- **TASK OBJECTIVE**
Omit every picture while repeating the entries exactly.

______________________________

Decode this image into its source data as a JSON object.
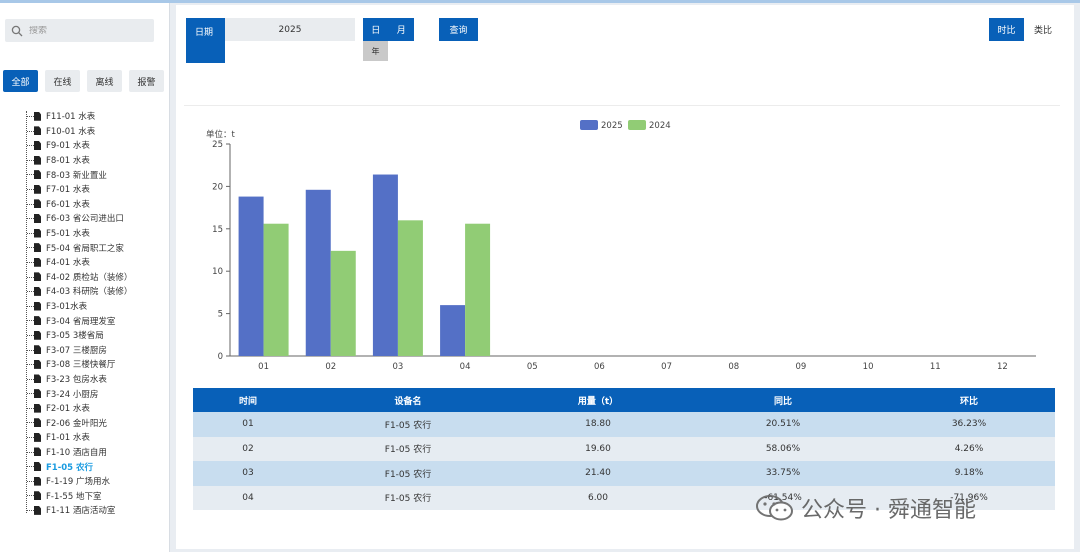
{
  "search": {
    "placeholder": "搜索"
  },
  "filters": [
    "全部",
    "在线",
    "离线",
    "报警"
  ],
  "tree": [
    "F11-01 水表",
    "F10-01 水表",
    "F9-01 水表",
    "F8-01 水表",
    "F8-03 新业置业",
    "F7-01 水表",
    "F6-01 水表",
    "F6-03 省公司进出口",
    "F5-01 水表",
    "F5-04 省局职工之家",
    "F4-01 水表",
    "F4-02 质检站（装修）",
    "F4-03 科研院（装修）",
    "F3-01水表",
    "F3-04 省局理发室",
    "F3-05 3楼省局",
    "F3-07 三楼厨房",
    "F3-08 三楼快餐厅",
    "F3-23 包房水表",
    "F3-24 小厨房",
    "F2-01 水表",
    "F2-06 金叶阳光",
    "F1-01 水表",
    "F1-10 酒店自用",
    "F1-05 农行",
    "F-1-19 广场用水",
    "F-1-55 地下室",
    "F1-11 酒店活动室"
  ],
  "selected_index": 24,
  "controls": {
    "date_label": "日期",
    "year_value": "2025",
    "gran_day": "日",
    "gran_month": "月",
    "gran_year": "年",
    "query_label": "查询",
    "yoy_label": "时比",
    "mom_label": "类比"
  },
  "chart_data": {
    "type": "bar",
    "unit_label": "单位：t",
    "categories": [
      "01",
      "02",
      "03",
      "04",
      "05",
      "06",
      "07",
      "08",
      "09",
      "10",
      "11",
      "12"
    ],
    "series": [
      {
        "name": "2025",
        "color": "#5470c6",
        "values": [
          18.8,
          19.6,
          21.4,
          6.0,
          null,
          null,
          null,
          null,
          null,
          null,
          null,
          null
        ]
      },
      {
        "name": "2024",
        "color": "#91cc75",
        "values": [
          15.6,
          12.4,
          16.0,
          15.6,
          null,
          null,
          null,
          null,
          null,
          null,
          null,
          null
        ]
      }
    ],
    "ylim": [
      0,
      25
    ],
    "yticks": [
      0,
      5,
      10,
      15,
      20,
      25
    ],
    "legend": "top-center"
  },
  "table": {
    "headers": [
      "时间",
      "设备名",
      "用量（t）",
      "同比",
      "环比"
    ],
    "rows": [
      [
        "01",
        "F1-05 农行",
        "18.80",
        "20.51%",
        "36.23%"
      ],
      [
        "02",
        "F1-05 农行",
        "19.60",
        "58.06%",
        "4.26%"
      ],
      [
        "03",
        "F1-05 农行",
        "21.40",
        "33.75%",
        "9.18%"
      ],
      [
        "04",
        "F1-05 农行",
        "6.00",
        "-61.54%",
        "-71.96%"
      ]
    ]
  },
  "watermark": "公众号 · 舜通智能"
}
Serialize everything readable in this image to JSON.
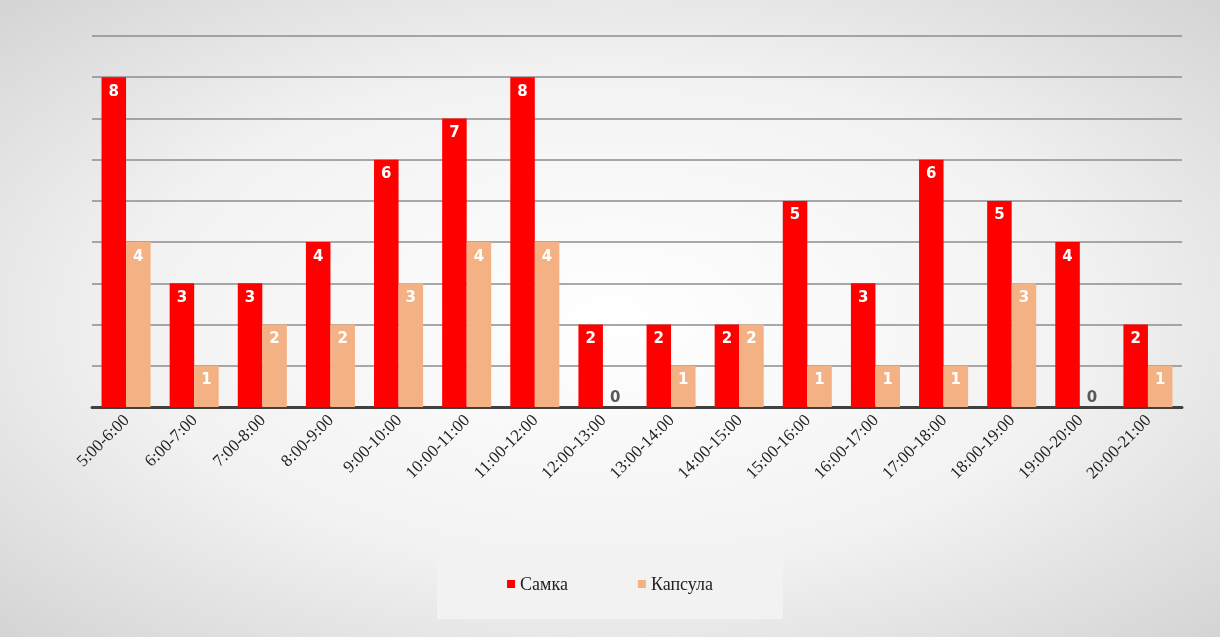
{
  "chart_data": {
    "type": "bar",
    "categories": [
      "5:00-6:00",
      "6:00-7:00",
      "7:00-8:00",
      "8:00-9:00",
      "9:00-10:00",
      "10:00-11:00",
      "11:00-12:00",
      "12:00-13:00",
      "13:00-14:00",
      "14:00-15:00",
      "15:00-16:00",
      "16:00-17:00",
      "17:00-18:00",
      "18:00-19:00",
      "19:00-20:00",
      "20:00-21:00"
    ],
    "series": [
      {
        "name": "Самка",
        "color": "#ff0000",
        "values": [
          8,
          3,
          3,
          4,
          6,
          7,
          8,
          2,
          2,
          2,
          5,
          3,
          6,
          5,
          4,
          2
        ]
      },
      {
        "name": "Капсула",
        "color": "#f4b183",
        "values": [
          4,
          1,
          2,
          2,
          3,
          4,
          4,
          0,
          1,
          2,
          1,
          1,
          1,
          3,
          0,
          1
        ]
      }
    ],
    "ylim": [
      0,
      9
    ],
    "yticks": [
      0,
      1,
      2,
      3,
      4,
      5,
      6,
      7,
      8,
      9
    ],
    "grid": "y",
    "tick_labels": "x",
    "data_labels": true,
    "legend": "bottom"
  }
}
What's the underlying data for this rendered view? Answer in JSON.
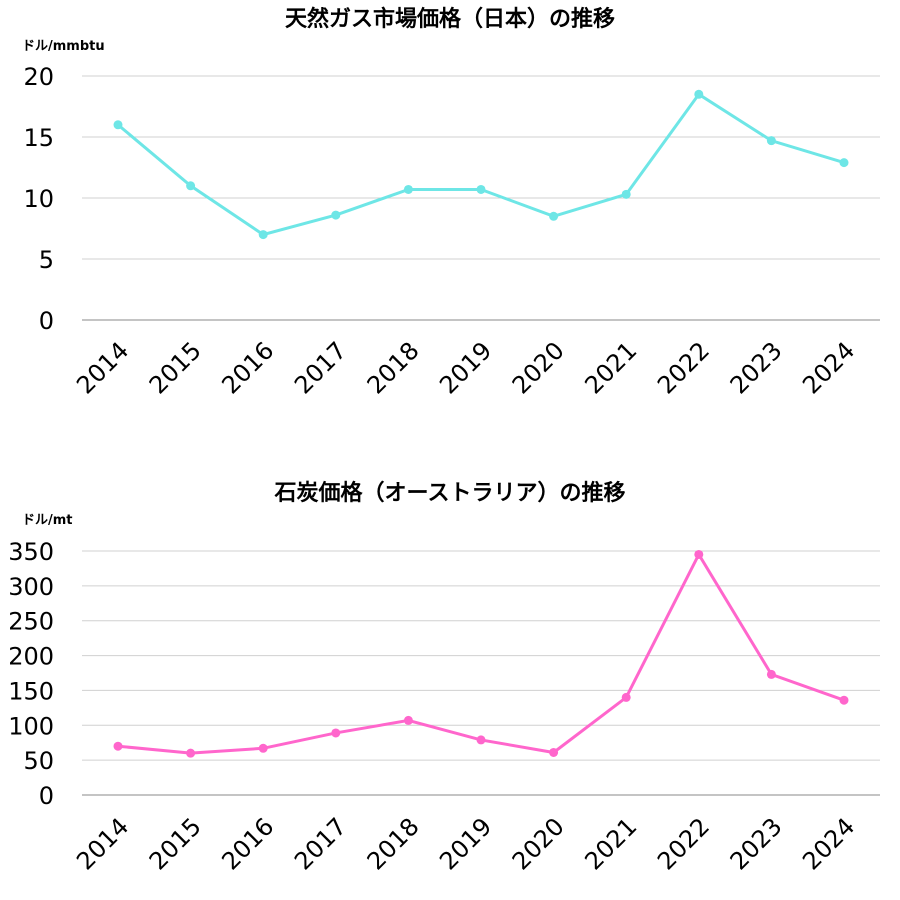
{
  "chart_data": [
    {
      "type": "line",
      "title": "天然ガス市場価格（日本）の推移",
      "ylabel": "ドル/mmbtu",
      "xlabel": "",
      "categories": [
        "2014",
        "2015",
        "2016",
        "2017",
        "2018",
        "2019",
        "2020",
        "2021",
        "2022",
        "2023",
        "2024"
      ],
      "values": [
        16.0,
        11.0,
        7.0,
        8.6,
        10.7,
        10.7,
        8.5,
        10.3,
        18.5,
        14.7,
        12.9
      ],
      "ylim": [
        0,
        20
      ],
      "yticks": [
        "0",
        "5",
        "10",
        "15",
        "20"
      ],
      "grid": true,
      "color": "#6ee6e6"
    },
    {
      "type": "line",
      "title": "石炭価格（オーストラリア）の推移",
      "ylabel": "ドル/mt",
      "xlabel": "",
      "categories": [
        "2014",
        "2015",
        "2016",
        "2017",
        "2018",
        "2019",
        "2020",
        "2021",
        "2022",
        "2023",
        "2024"
      ],
      "values": [
        70,
        60,
        67,
        89,
        107,
        79,
        61,
        140,
        345,
        173,
        136
      ],
      "ylim": [
        0,
        350
      ],
      "yticks": [
        "0",
        "50",
        "100",
        "150",
        "200",
        "250",
        "300",
        "350"
      ],
      "grid": true,
      "color": "#ff66cc"
    }
  ]
}
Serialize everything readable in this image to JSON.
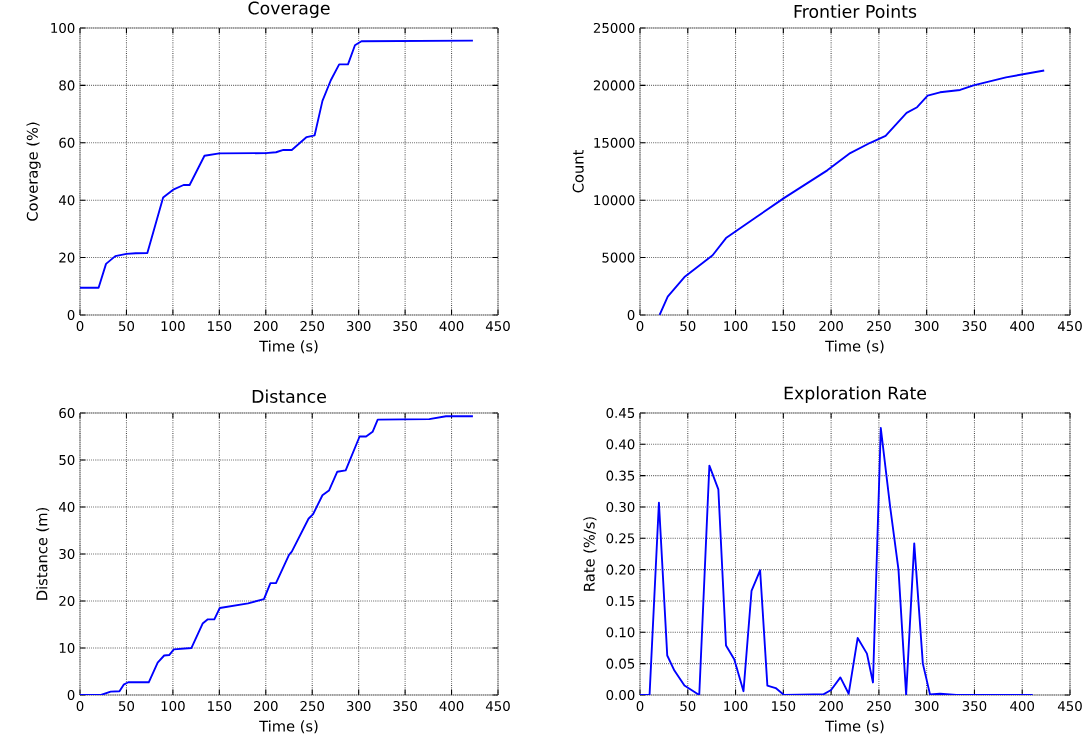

______________________________

- **EXERCISE ANSWER**
Decode this image into its source data as a JSON object.
{
  "search": {
    "placeholder": "搜索"
  },
  "filters": [
    "全部",
    "在线",
    "离线",
    "报警"
  ],
  "tree": [
    "F11-01 水表",
    "F10-01 水表",
    "F9-01 水表",
    "F8-01 水表",
    "F8-03 新业置业",
    "F7-01 水表",
    "F6-01 水表",
    "F6-03 省公司进出口",
    "F5-01 水表",
    "F5-04 省局职工之家",
    "F4-01 水表",
    "F4-02 质检站（装修）",
    "F4-03 科研院（装修）",
    "F3-01水表",
    "F3-04 省局理发室",
    "F3-05 3楼省局",
    "F3-07 三楼厨房",
    "F3-08 三楼快餐厅",
    "F3-23 包房水表",
    "F3-24 小厨房",
    "F2-01 水表",
    "F2-06 金叶阳光",
    "F1-01 水表",
    "F1-10 酒店自用",
    "F1-05 农行",
    "F-1-19 广场用水",
    "F-1-55 地下室",
    "F1-11 酒店活动室"
  ],
  "selected_index": 24,
  "controls": {
    "date_label": "日期",
    "year_value": "2025",
    "gran_day": "日",
    "gran_month": "月",
    "gran_year": "年",
    "query_label": "查询",
    "yoy_label": "时比",
    "mom_label": "类比"
  },
  "chart_data": {
    "type": "bar",
    "unit_label": "单位：t",
    "categories": [
      "01",
      "02",
      "03",
      "04",
      "05",
      "06",
      "07",
      "08",
      "09",
      "10",
      "11",
      "12"
    ],
    "series": [
      {
        "name": "2025",
        "color": "#5470c6",
        "values": [
          18.8,
          19.6,
          21.4,
          6.0,
          null,
          null,
          null,
          null,
          null,
          null,
          null,
          null
        ]
      },
      {
        "name": "2024",
        "color": "#91cc75",
        "values": [
          15.6,
          12.4,
          16.0,
          15.6,
          null,
          null,
          null,
          null,
          null,
          null,
          null,
          null
        ]
      }
    ],
    "ylim": [
      0,
      25
    ],
    "yticks": [
      0,
      5,
      10,
      15,
      20,
      25
    ],
    "legend": "top-center"
  },
  "table": {
    "headers": [
      "时间",
      "设备名",
      "用量（t）",
      "同比",
      "环比"
    ],
    "rows": [
      [
        "01",
        "F1-05 农行",
        "18.80",
        "20.51%",
        "36.23%"
      ],
      [
        "02",
        "F1-05 农行",
        "19.60",
        "58.06%",
        "4.26%"
      ],
      [
        "03",
        "F1-05 农行",
        "21.40",
        "33.75%",
        "9.18%"
      ],
      [
        "04",
        "F1-05 农行",
        "6.00",
        "-61.54%",
        "-71.96%"
      ]
    ]
  },
  "watermark": "公众号 · 舜通智能"
}
Serialize everything readable in this image to JSON.
{
  "chart_data": {
    "type": "bar",
    "categories": [
      "5:00-6:00",
      "6:00-7:00",
      "7:00-8:00",
      "8:00-9:00",
      "9:00-10:00",
      "10:00-11:00",
      "11:00-12:00",
      "12:00-13:00",
      "13:00-14:00",
      "14:00-15:00",
      "15:00-16:00",
      "16:00-17:00",
      "17:00-18:00",
      "18:00-19:00",
      "19:00-20:00",
      "20:00-21:00"
    ],
    "series": [
      {
        "name": "Самка",
        "color": "#ff0000",
        "values": [
          8,
          3,
          3,
          4,
          6,
          7,
          8,
          2,
          2,
          2,
          5,
          3,
          6,
          5,
          4,
          2
        ]
      },
      {
        "name": "Капсула",
        "color": "#f4b183",
        "values": [
          4,
          1,
          2,
          2,
          3,
          4,
          4,
          0,
          1,
          2,
          1,
          1,
          1,
          3,
          0,
          1
        ]
      }
    ],
    "ylim": [
      0,
      9
    ],
    "yticks": [
      0,
      1,
      2,
      3,
      4,
      5,
      6,
      7,
      8,
      9
    ],
    "grid": "y",
    "tick_labels": "x",
    "data_labels": true,
    "legend": "bottom"
  }
}
What's the underlying data for this rendered view? Answer in JSON.
{
  "chart_data": [
    {
      "type": "line",
      "title": "天然ガス市場価格（日本）の推移",
      "ylabel": "ドル/mmbtu",
      "xlabel": "",
      "categories": [
        "2014",
        "2015",
        "2016",
        "2017",
        "2018",
        "2019",
        "2020",
        "2021",
        "2022",
        "2023",
        "2024"
      ],
      "values": [
        16.0,
        11.0,
        7.0,
        8.6,
        10.7,
        10.7,
        8.5,
        10.3,
        18.5,
        14.7,
        12.9
      ],
      "ylim": [
        0,
        20
      ],
      "yticks": [
        "0",
        "5",
        "10",
        "15",
        "20"
      ],
      "grid": true,
      "color": "#6ee6e6"
    },
    {
      "type": "line",
      "title": "石炭価格（オーストラリア）の推移",
      "ylabel": "ドル/mt",
      "xlabel": "",
      "categories": [
        "2014",
        "2015",
        "2016",
        "2017",
        "2018",
        "2019",
        "2020",
        "2021",
        "2022",
        "2023",
        "2024"
      ],
      "values": [
        70,
        60,
        67,
        89,
        107,
        79,
        61,
        140,
        345,
        173,
        136
      ],
      "ylim": [
        0,
        350
      ],
      "yticks": [
        "0",
        "50",
        "100",
        "150",
        "200",
        "250",
        "300",
        "350"
      ],
      "grid": true,
      "color": "#ff66cc"
    }
  ]
}
Serialize everything readable in this image to JSON.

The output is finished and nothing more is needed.